## Begin Text

Duty to preserve documents

The most notable change for non-lawyers is the duty to preserve evidence, in particular electronic records. Unlike in the US, there is no tort of “spoilation of evidence” in New Zealand. There can still be serious consequences for destroying evidence, but the threshhold is unclear and there has not generally been a positive duty to preserve documents for the purposes of potential litigation.

The proposed rule 8.3 will change that. It requires a person who knows that a document is “reasonably likely” to be relevant to a legal dispute (whether or not any dispute has arisen) to take “all reasonable steps to preserve that document”. The term “knows” here is likely to be taken as meaning “ought reasonably to know”.

In particular, the rule will require that potentially relevant electronic documents “must be preserved in readily retrievable form even if they would otherwise be deleted in the ordinary course of business”.

The most obvious type of document here is email. Many businesses let their users fully manage their own emails. If a user deletes an email from their inbox, it may be impossible to recover. This new rule will require prudent businesses to ensure there are proper processes in place for retaining important emails. Under the new Limitation Act, it may be necessary to ensure retention of some records for up to 15 years, which is the duration of the new law’s “longstop” limitation period.

The proposed rules do not set out a penalty for failing to preserve documents, but a Court may make adverse findings, or even impose more serious sanctions such as contempt of court, against a party who fails to preserve documents.

While it is far from Sarbanes-Oxley, this change is welcome and good for the interests of justice.

The rules are expected to be implemented by early 2012.

Discovering bandwidth constraints

My firm is currently representing a New Zealand software vendor in a litigation in the US against a large, US-based multinational vendor. Like much commercial litigation these days, this has involved processing huge amounts of data to complete the legal “discovery” process. In this case, it has involved sending gigabytes of discovery data back and forwards across the Pacific, as well as within New Zealand and other locations around the world.

## End Text
## Begin Data for this task

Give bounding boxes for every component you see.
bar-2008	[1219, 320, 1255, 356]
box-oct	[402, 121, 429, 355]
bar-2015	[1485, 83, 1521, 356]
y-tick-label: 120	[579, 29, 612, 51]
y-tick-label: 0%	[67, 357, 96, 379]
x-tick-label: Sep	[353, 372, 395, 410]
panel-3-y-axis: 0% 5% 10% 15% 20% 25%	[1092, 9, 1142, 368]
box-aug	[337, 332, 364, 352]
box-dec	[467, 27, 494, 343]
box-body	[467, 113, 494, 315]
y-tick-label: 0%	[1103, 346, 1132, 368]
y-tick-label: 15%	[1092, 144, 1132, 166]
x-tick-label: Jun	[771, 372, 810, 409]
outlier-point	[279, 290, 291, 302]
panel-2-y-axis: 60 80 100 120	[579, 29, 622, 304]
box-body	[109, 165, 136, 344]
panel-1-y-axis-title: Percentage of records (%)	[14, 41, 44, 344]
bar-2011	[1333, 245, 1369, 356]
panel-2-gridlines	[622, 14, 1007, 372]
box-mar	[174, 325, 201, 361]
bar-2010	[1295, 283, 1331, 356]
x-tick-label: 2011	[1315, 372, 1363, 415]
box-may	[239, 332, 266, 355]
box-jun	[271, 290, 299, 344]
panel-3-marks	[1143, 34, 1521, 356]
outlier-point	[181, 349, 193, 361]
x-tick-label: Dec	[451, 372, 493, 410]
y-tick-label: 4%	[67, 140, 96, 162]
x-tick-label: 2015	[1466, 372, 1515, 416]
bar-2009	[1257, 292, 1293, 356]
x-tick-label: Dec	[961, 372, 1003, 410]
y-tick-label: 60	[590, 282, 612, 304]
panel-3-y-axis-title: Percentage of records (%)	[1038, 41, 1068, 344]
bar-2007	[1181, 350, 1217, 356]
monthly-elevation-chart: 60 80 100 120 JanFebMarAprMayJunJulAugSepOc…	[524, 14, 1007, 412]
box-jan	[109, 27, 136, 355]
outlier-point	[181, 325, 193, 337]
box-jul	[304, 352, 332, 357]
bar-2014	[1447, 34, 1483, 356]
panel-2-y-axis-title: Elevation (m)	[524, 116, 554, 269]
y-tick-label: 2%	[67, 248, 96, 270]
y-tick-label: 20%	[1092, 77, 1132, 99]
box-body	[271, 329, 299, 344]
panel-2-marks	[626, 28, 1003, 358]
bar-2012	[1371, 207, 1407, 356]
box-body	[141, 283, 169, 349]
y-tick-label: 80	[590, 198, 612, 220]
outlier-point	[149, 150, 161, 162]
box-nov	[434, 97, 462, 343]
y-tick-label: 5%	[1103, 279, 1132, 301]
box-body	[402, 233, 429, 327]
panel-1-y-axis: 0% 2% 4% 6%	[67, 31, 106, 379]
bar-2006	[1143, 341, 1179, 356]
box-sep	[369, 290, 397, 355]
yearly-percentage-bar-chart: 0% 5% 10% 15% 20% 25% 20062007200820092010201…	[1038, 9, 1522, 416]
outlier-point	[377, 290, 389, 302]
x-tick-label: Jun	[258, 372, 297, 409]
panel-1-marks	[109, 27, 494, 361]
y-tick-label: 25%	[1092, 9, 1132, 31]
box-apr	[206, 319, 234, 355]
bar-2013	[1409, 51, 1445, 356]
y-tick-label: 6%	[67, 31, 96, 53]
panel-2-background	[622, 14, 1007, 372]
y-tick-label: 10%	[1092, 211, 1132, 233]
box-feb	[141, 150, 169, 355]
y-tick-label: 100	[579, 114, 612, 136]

## End Data for this task

- _Stated task 1_: Based on the text on the duty to preserve documents, are these statements correct? (a) New Zealand recognizes a tort of spoliation of evidence. (b) The proposed rules set out a penalty for failing to preserve documents. (c) Some records may need to be kept for up to 15 years under the new Limitation Act. For each one, answer yes or no and quote the words of the text that decide it.
- _Stated task 2_: Return, unchanged, the stretch of the rows above that opens with the first row and closes with the row containing "165, 136, 344]". Include both of those rows.

- _Right answer 1_:
(a) No: "Unlike in the US, there is no tort of “spoilation of evidence” in New Zealand."
(b) No: "The proposed rules do not set out a penalty for failing to preserve documents"
(c) Yes: "Under the new Limitation Act, it may be necessary to ensure retention of some records for up to 15 years"

- _Right answer 2_:
Give bounding boxes for every component you see.
bar-2008	[1219, 320, 1255, 356]
box-oct	[402, 121, 429, 355]
bar-2015	[1485, 83, 1521, 356]
y-tick-label: 120	[579, 29, 612, 51]
y-tick-label: 0%	[67, 357, 96, 379]
x-tick-label: Sep	[353, 372, 395, 410]
panel-3-y-axis: 0% 5% 10% 15% 20% 25%	[1092, 9, 1142, 368]
box-aug	[337, 332, 364, 352]
box-dec	[467, 27, 494, 343]
box-body	[467, 113, 494, 315]
y-tick-label: 0%	[1103, 346, 1132, 368]
y-tick-label: 15%	[1092, 144, 1132, 166]
x-tick-label: Jun	[771, 372, 810, 409]
outlier-point	[279, 290, 291, 302]
panel-2-y-axis: 60 80 100 120	[579, 29, 622, 304]
box-body	[109, 165, 136, 344]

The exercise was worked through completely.